(Task to complete): Copy out every line of the data below word for word, leaving out the pictures.

[Data listing]
+ + + +
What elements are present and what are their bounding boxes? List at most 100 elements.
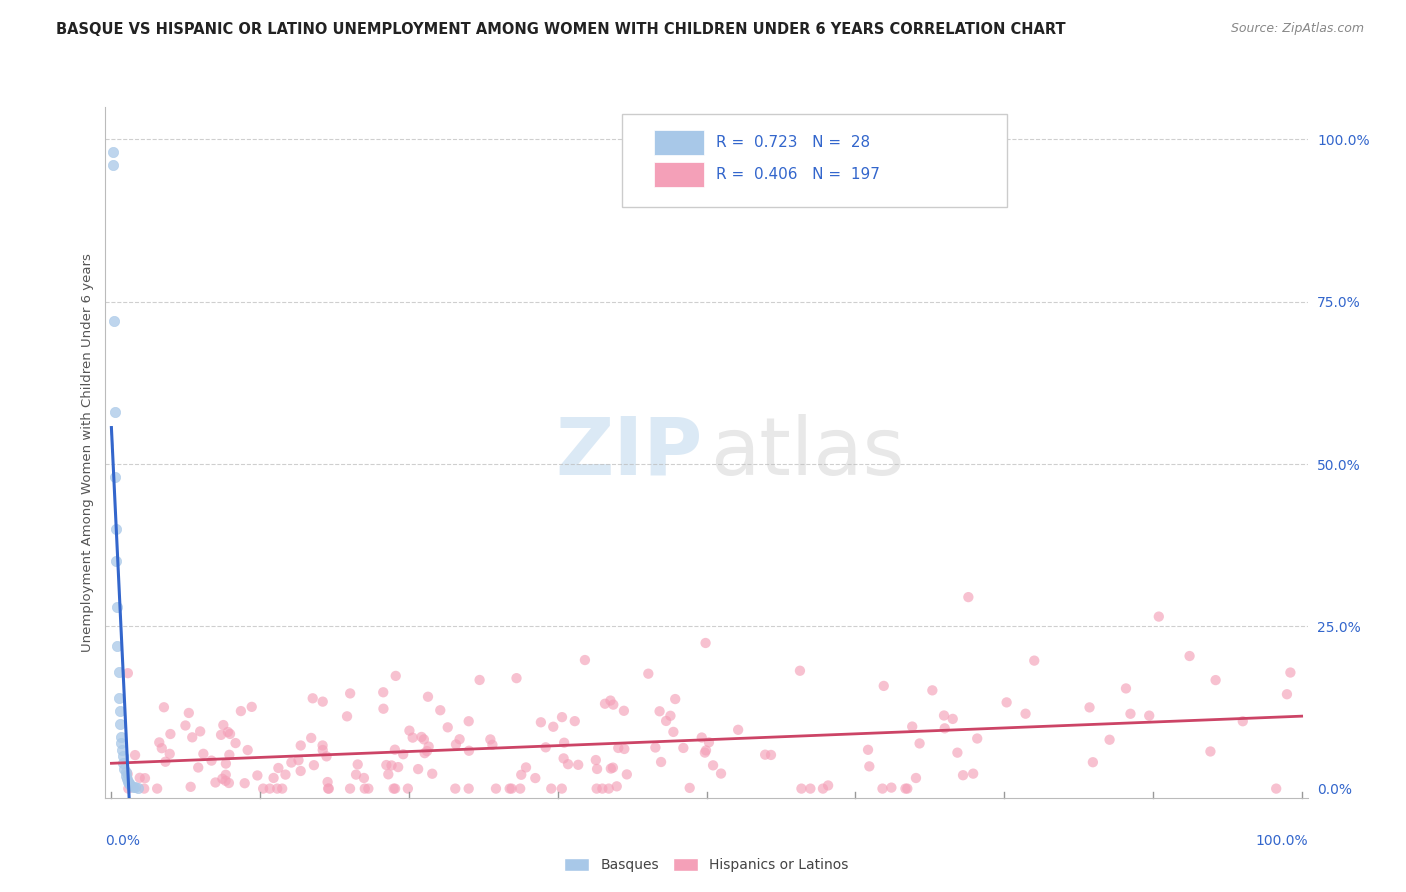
Point — [509, 781, 531, 796]
Text: 0.0%: 0.0% — [105, 834, 141, 848]
Point — [127, 780, 149, 795]
Point — [679, 780, 702, 795]
Point — [159, 727, 181, 741]
Point — [637, 666, 659, 681]
FancyBboxPatch shape — [623, 114, 1007, 207]
Point — [290, 739, 312, 753]
Point — [710, 766, 733, 780]
Point — [214, 773, 236, 788]
Point — [114, 769, 136, 783]
Point — [1275, 687, 1298, 701]
Point — [357, 781, 380, 796]
Point — [1081, 756, 1104, 770]
Point — [382, 781, 405, 796]
Point — [104, 405, 127, 419]
Point — [1265, 781, 1288, 796]
Point — [188, 724, 211, 739]
Point — [1115, 681, 1137, 696]
Point — [187, 760, 209, 774]
Point — [312, 695, 335, 709]
Point — [449, 732, 471, 747]
Point — [384, 781, 406, 796]
Point — [344, 767, 367, 781]
Point — [396, 781, 419, 796]
Point — [117, 781, 139, 796]
Point — [458, 744, 481, 758]
Point — [1014, 706, 1036, 721]
Point — [105, 599, 128, 614]
Point — [515, 760, 537, 774]
Point — [398, 723, 420, 738]
Point — [287, 753, 309, 767]
Point — [727, 723, 749, 737]
Point — [402, 731, 425, 745]
Point — [564, 714, 586, 728]
Point — [416, 690, 439, 704]
Point — [499, 781, 522, 796]
Point — [114, 765, 136, 780]
Point — [790, 781, 813, 796]
Point — [1137, 708, 1160, 723]
Point — [217, 725, 239, 739]
Point — [672, 741, 695, 756]
Point — [211, 772, 233, 786]
Point — [444, 781, 467, 796]
Point — [585, 753, 607, 767]
Point — [1024, 654, 1046, 668]
Point — [413, 746, 436, 760]
Point — [524, 771, 547, 785]
Point — [995, 695, 1018, 709]
Point — [392, 747, 415, 762]
Text: Source: ZipAtlas.com: Source: ZipAtlas.com — [1230, 22, 1364, 36]
Point — [384, 742, 406, 756]
Point — [246, 768, 269, 782]
Point — [613, 742, 636, 756]
Point — [942, 712, 965, 726]
Point — [811, 781, 834, 796]
Point — [616, 767, 638, 781]
Point — [418, 739, 440, 754]
Point — [553, 751, 575, 765]
Text: ZIP: ZIP — [555, 414, 703, 491]
Point — [690, 731, 713, 745]
Point — [218, 747, 240, 762]
Point — [557, 757, 579, 772]
Legend: Basques, Hispanics or Latinos: Basques, Hispanics or Latinos — [560, 853, 853, 878]
Point — [101, 145, 124, 160]
Point — [599, 693, 621, 707]
Point — [420, 766, 443, 780]
Text: R =  0.406   N =  197: R = 0.406 N = 197 — [716, 167, 880, 182]
Point — [457, 714, 479, 729]
Point — [429, 703, 451, 717]
Point — [664, 692, 686, 706]
Point — [880, 780, 903, 795]
Point — [204, 775, 226, 789]
Point — [1078, 700, 1101, 714]
Point — [901, 720, 924, 734]
Point — [159, 747, 181, 761]
Y-axis label: Unemployment Among Women with Children Under 6 years: Unemployment Among Women with Children U… — [82, 253, 94, 652]
Point — [146, 781, 169, 796]
Point — [150, 741, 173, 756]
Point — [180, 780, 202, 794]
Point — [613, 704, 636, 718]
Point — [534, 740, 557, 755]
Point — [873, 679, 896, 693]
Point — [121, 780, 143, 794]
Point — [644, 740, 666, 755]
Point — [485, 781, 508, 796]
Point — [1279, 665, 1302, 680]
Point — [1205, 673, 1227, 687]
Point — [457, 781, 479, 796]
Point — [1119, 706, 1142, 721]
Point — [659, 708, 682, 723]
Point — [219, 727, 242, 741]
Point — [387, 760, 409, 774]
Point — [479, 732, 502, 747]
Point — [908, 736, 931, 750]
Point — [540, 781, 562, 796]
Point — [110, 736, 132, 750]
Point — [267, 761, 290, 775]
Point — [1232, 714, 1254, 729]
Point — [411, 730, 433, 744]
+ + + +
(Exercise answer):
What elements are present and what are their bounding boxes? List at most 100 elements.
Point — [509, 781, 531, 796]
Text: 0.0%: 0.0% — [105, 834, 141, 848]
Point — [127, 780, 149, 795]
Point — [679, 780, 702, 795]
Point — [159, 727, 181, 741]
Point — [637, 666, 659, 681]
FancyBboxPatch shape — [623, 114, 1007, 207]
Point — [290, 739, 312, 753]
Point — [710, 766, 733, 780]
Point — [214, 773, 236, 788]
Point — [114, 769, 136, 783]
Point — [1275, 687, 1298, 701]
Point — [357, 781, 380, 796]
Point — [1081, 756, 1104, 770]
Point — [382, 781, 405, 796]
Point — [104, 405, 127, 419]
Point — [1265, 781, 1288, 796]
Point — [188, 724, 211, 739]
Point — [1115, 681, 1137, 696]
Point — [187, 760, 209, 774]
Point — [312, 695, 335, 709]
Point — [449, 732, 471, 747]
Point — [384, 781, 406, 796]
Point — [344, 767, 367, 781]
Point — [396, 781, 419, 796]
Point — [117, 781, 139, 796]
Point — [458, 744, 481, 758]
Point — [1014, 706, 1036, 721]
Point — [105, 599, 128, 614]
Point — [515, 760, 537, 774]
Point — [398, 723, 420, 738]
Point — [287, 753, 309, 767]
Point — [727, 723, 749, 737]
Point — [402, 731, 425, 745]
Point — [564, 714, 586, 728]
Point — [416, 690, 439, 704]
Point — [499, 781, 522, 796]
Point — [114, 765, 136, 780]
Point — [790, 781, 813, 796]
Point — [1137, 708, 1160, 723]
Point — [217, 725, 239, 739]
Point — [672, 741, 695, 756]
Point — [211, 772, 233, 786]
Point — [444, 781, 467, 796]
Point — [585, 753, 607, 767]
Point — [1024, 654, 1046, 668]
Point — [413, 746, 436, 760]
Point — [524, 771, 547, 785]
Point — [995, 695, 1018, 709]
Point — [392, 747, 415, 762]
Text: Source: ZipAtlas.com: Source: ZipAtlas.com — [1230, 22, 1364, 36]
Point — [384, 742, 406, 756]
Point — [246, 768, 269, 782]
Point — [613, 742, 636, 756]
Point — [942, 712, 965, 726]
Point — [811, 781, 834, 796]
Point — [616, 767, 638, 781]
Point — [418, 739, 440, 754]
Point — [553, 751, 575, 765]
Text: ZIP: ZIP — [555, 414, 703, 491]
Point — [690, 731, 713, 745]
Point — [218, 747, 240, 762]
Point — [557, 757, 579, 772]
Legend: Basques, Hispanics or Latinos: Basques, Hispanics or Latinos — [560, 853, 853, 878]
Point — [101, 145, 124, 160]
Point — [599, 693, 621, 707]
Point — [420, 766, 443, 780]
Text: R =  0.406   N =  197: R = 0.406 N = 197 — [716, 167, 880, 182]
Point — [457, 714, 479, 729]
Point — [429, 703, 451, 717]
Point — [664, 692, 686, 706]
Point — [880, 780, 903, 795]
Point — [204, 775, 226, 789]
Point — [1078, 700, 1101, 714]
Point — [901, 720, 924, 734]
Point — [159, 747, 181, 761]
Y-axis label: Unemployment Among Women with Children Under 6 years: Unemployment Among Women with Children U… — [82, 253, 94, 652]
Point — [146, 781, 169, 796]
Point — [150, 741, 173, 756]
Point — [180, 780, 202, 794]
Point — [613, 704, 636, 718]
Point — [534, 740, 557, 755]
Point — [873, 679, 896, 693]
Point — [121, 780, 143, 794]
Point — [644, 740, 666, 755]
Point — [485, 781, 508, 796]
Point — [1279, 665, 1302, 680]
Point — [1205, 673, 1227, 687]
Point — [457, 781, 479, 796]
Point — [1119, 706, 1142, 721]
Point — [659, 708, 682, 723]
Point — [219, 727, 242, 741]
Point — [387, 760, 409, 774]
Point — [479, 732, 502, 747]
Point — [908, 736, 931, 750]
Point — [540, 781, 562, 796]
Point — [110, 736, 132, 750]
Point — [267, 761, 290, 775]
Point — [1232, 714, 1254, 729]
Point — [411, 730, 433, 744]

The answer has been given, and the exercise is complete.